┌─ Stored data

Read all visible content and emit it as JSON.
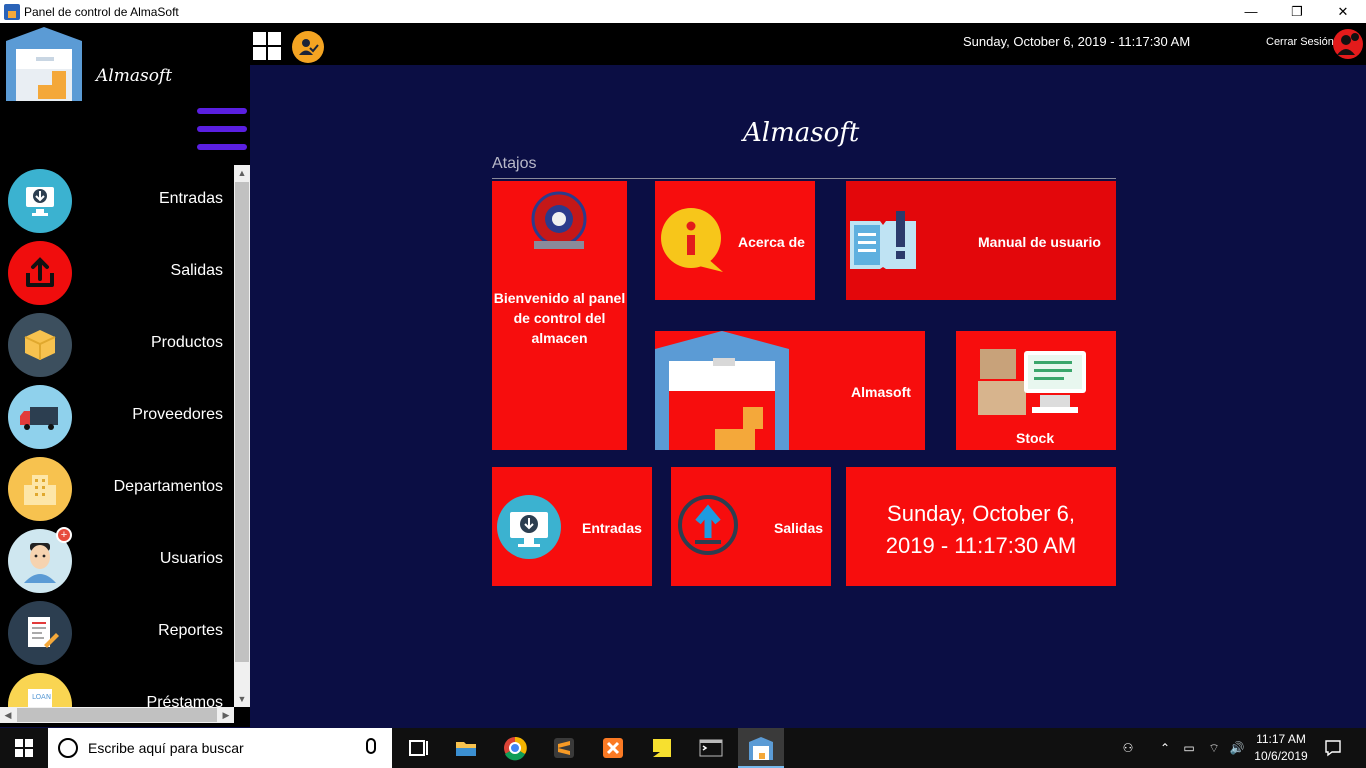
{
  "window": {
    "title": "Panel de control de AlmaSoft",
    "minimize_glyph": "—",
    "maximize_glyph": "❐",
    "close_glyph": "✕"
  },
  "header": {
    "datetime": "Sunday, October 6, 2019 - 11:17:30 AM",
    "logout_label": "Cerrar Sesión"
  },
  "sidebar": {
    "logo_text": "Almasoft",
    "items": [
      {
        "label": "Entradas",
        "icon": "download-monitor-icon",
        "color": "#3bb2d0"
      },
      {
        "label": "Salidas",
        "icon": "upload-icon",
        "color": "#f00d0d"
      },
      {
        "label": "Productos",
        "icon": "box-icon",
        "color": "#3c4f5e"
      },
      {
        "label": "Proveedores",
        "icon": "truck-icon",
        "color": "#8fd1ec"
      },
      {
        "label": "Departamentos",
        "icon": "building-icon",
        "color": "#f7c24f"
      },
      {
        "label": "Usuarios",
        "icon": "user-icon",
        "color": "#cfe7f0"
      },
      {
        "label": "Reportes",
        "icon": "report-icon",
        "color": "#2c3e50"
      },
      {
        "label": "Préstamos",
        "icon": "loan-icon",
        "color": "#f9d552"
      }
    ]
  },
  "main": {
    "title": "Almasoft",
    "section_label": "Atajos",
    "tiles": {
      "welcome": "Bienvenido al panel de control del almacen",
      "about": "Acerca de",
      "manual": "Manual de usuario",
      "almasoft": "Almasoft",
      "stock": "Stock",
      "entradas": "Entradas",
      "salidas": "Salidas",
      "clock_line1": "Sunday, October 6,",
      "clock_line2": "2019 - 11:17:30 AM"
    },
    "tile_color": "#f70d0d"
  },
  "taskbar": {
    "search_placeholder": "Escribe aquí para buscar",
    "time": "11:17 AM",
    "date": "10/6/2019"
  }
}
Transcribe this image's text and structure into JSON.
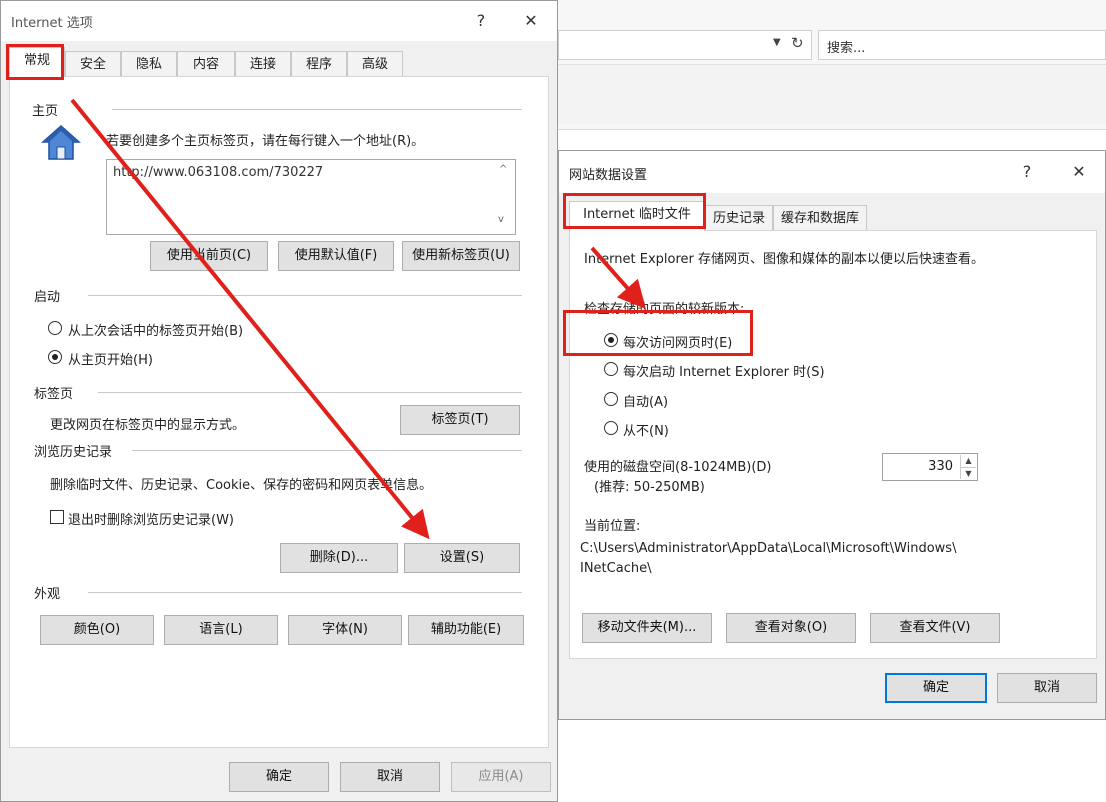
{
  "browser": {
    "search_placeholder": "搜索..."
  },
  "internet_options": {
    "title": "Internet 选项",
    "help": "?",
    "close": "✕",
    "tabs": [
      "常规",
      "安全",
      "隐私",
      "内容",
      "连接",
      "程序",
      "高级"
    ],
    "homepage": {
      "group": "主页",
      "desc": "若要创建多个主页标签页，请在每行键入一个地址(R)。",
      "url": "http://www.063108.com/730227",
      "btn_current": "使用当前页(C)",
      "btn_default": "使用默认值(F)",
      "btn_newtab": "使用新标签页(U)"
    },
    "startup": {
      "group": "启动",
      "opt_last": "从上次会话中的标签页开始(B)",
      "opt_home": "从主页开始(H)"
    },
    "tabs_group": {
      "group": "标签页",
      "desc": "更改网页在标签页中的显示方式。",
      "btn": "标签页(T)"
    },
    "history": {
      "group": "浏览历史记录",
      "desc": "删除临时文件、历史记录、Cookie、保存的密码和网页表单信息。",
      "check_label": "退出时删除浏览历史记录(W)",
      "btn_delete": "删除(D)...",
      "btn_settings": "设置(S)"
    },
    "appearance": {
      "group": "外观",
      "btn_colors": "颜色(O)",
      "btn_languages": "语言(L)",
      "btn_fonts": "字体(N)",
      "btn_access": "辅助功能(E)"
    },
    "footer": {
      "ok": "确定",
      "cancel": "取消",
      "apply": "应用(A)"
    }
  },
  "website_data": {
    "title": "网站数据设置",
    "help": "?",
    "close": "✕",
    "tabs": [
      "Internet 临时文件",
      "历史记录",
      "缓存和数据库"
    ],
    "desc": "Internet Explorer 存储网页、图像和媒体的副本以便以后快速查看。",
    "check_label": "检查存储的页面的较新版本:",
    "options": [
      "每次访问网页时(E)",
      "每次启动 Internet Explorer 时(S)",
      "自动(A)",
      "从不(N)"
    ],
    "disk_label": "使用的磁盘空间(8-1024MB)(D)",
    "disk_hint": "(推荐: 50-250MB)",
    "disk_value": "330",
    "location_label": "当前位置:",
    "location_path1": "C:\\Users\\Administrator\\AppData\\Local\\Microsoft\\Windows\\",
    "location_path2": "INetCache\\",
    "btn_move": "移动文件夹(M)...",
    "btn_objects": "查看对象(O)",
    "btn_files": "查看文件(V)",
    "ok": "确定",
    "cancel": "取消"
  }
}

└─

*Directions for this task*: Copy the material exactly. Do not include the pictures.

*Response below*:
Read all visible content and emit it as JSON.
{
  "window": {
    "title": "Panel de control de AlmaSoft",
    "minimize_glyph": "—",
    "maximize_glyph": "❐",
    "close_glyph": "✕"
  },
  "header": {
    "datetime": "Sunday, October 6, 2019 - 11:17:30 AM",
    "logout_label": "Cerrar Sesión"
  },
  "sidebar": {
    "logo_text": "Almasoft",
    "items": [
      {
        "label": "Entradas",
        "icon": "download-monitor-icon",
        "color": "#3bb2d0"
      },
      {
        "label": "Salidas",
        "icon": "upload-icon",
        "color": "#f00d0d"
      },
      {
        "label": "Productos",
        "icon": "box-icon",
        "color": "#3c4f5e"
      },
      {
        "label": "Proveedores",
        "icon": "truck-icon",
        "color": "#8fd1ec"
      },
      {
        "label": "Departamentos",
        "icon": "building-icon",
        "color": "#f7c24f"
      },
      {
        "label": "Usuarios",
        "icon": "user-icon",
        "color": "#cfe7f0"
      },
      {
        "label": "Reportes",
        "icon": "report-icon",
        "color": "#2c3e50"
      },
      {
        "label": "Préstamos",
        "icon": "loan-icon",
        "color": "#f9d552"
      }
    ]
  },
  "main": {
    "title": "Almasoft",
    "section_label": "Atajos",
    "tiles": {
      "welcome": "Bienvenido al panel de control del almacen",
      "about": "Acerca de",
      "manual": "Manual de usuario",
      "almasoft": "Almasoft",
      "stock": "Stock",
      "entradas": "Entradas",
      "salidas": "Salidas",
      "clock_line1": "Sunday, October 6,",
      "clock_line2": "2019 - 11:17:30 AM"
    },
    "tile_color": "#f70d0d"
  },
  "taskbar": {
    "search_placeholder": "Escribe aquí para buscar",
    "time": "11:17 AM",
    "date": "10/6/2019"
  }
}
Transcribe this image's text and structure into JSON.
{
  "browser": {
    "search_placeholder": "搜索..."
  },
  "internet_options": {
    "title": "Internet 选项",
    "help": "?",
    "close": "✕",
    "tabs": [
      "常规",
      "安全",
      "隐私",
      "内容",
      "连接",
      "程序",
      "高级"
    ],
    "homepage": {
      "group": "主页",
      "desc": "若要创建多个主页标签页，请在每行键入一个地址(R)。",
      "url": "http://www.063108.com/730227",
      "btn_current": "使用当前页(C)",
      "btn_default": "使用默认值(F)",
      "btn_newtab": "使用新标签页(U)"
    },
    "startup": {
      "group": "启动",
      "opt_last": "从上次会话中的标签页开始(B)",
      "opt_home": "从主页开始(H)"
    },
    "tabs_group": {
      "group": "标签页",
      "desc": "更改网页在标签页中的显示方式。",
      "btn": "标签页(T)"
    },
    "history": {
      "group": "浏览历史记录",
      "desc": "删除临时文件、历史记录、Cookie、保存的密码和网页表单信息。",
      "check_label": "退出时删除浏览历史记录(W)",
      "btn_delete": "删除(D)...",
      "btn_settings": "设置(S)"
    },
    "appearance": {
      "group": "外观",
      "btn_colors": "颜色(O)",
      "btn_languages": "语言(L)",
      "btn_fonts": "字体(N)",
      "btn_access": "辅助功能(E)"
    },
    "footer": {
      "ok": "确定",
      "cancel": "取消",
      "apply": "应用(A)"
    }
  },
  "website_data": {
    "title": "网站数据设置",
    "help": "?",
    "close": "✕",
    "tabs": [
      "Internet 临时文件",
      "历史记录",
      "缓存和数据库"
    ],
    "desc": "Internet Explorer 存储网页、图像和媒体的副本以便以后快速查看。",
    "check_label": "检查存储的页面的较新版本:",
    "options": [
      "每次访问网页时(E)",
      "每次启动 Internet Explorer 时(S)",
      "自动(A)",
      "从不(N)"
    ],
    "disk_label": "使用的磁盘空间(8-1024MB)(D)",
    "disk_hint": "(推荐: 50-250MB)",
    "disk_value": "330",
    "location_label": "当前位置:",
    "location_path1": "C:\\Users\\Administrator\\AppData\\Local\\Microsoft\\Windows\\",
    "location_path2": "INetCache\\",
    "btn_move": "移动文件夹(M)...",
    "btn_objects": "查看对象(O)",
    "btn_files": "查看文件(V)",
    "ok": "确定",
    "cancel": "取消"
  }
}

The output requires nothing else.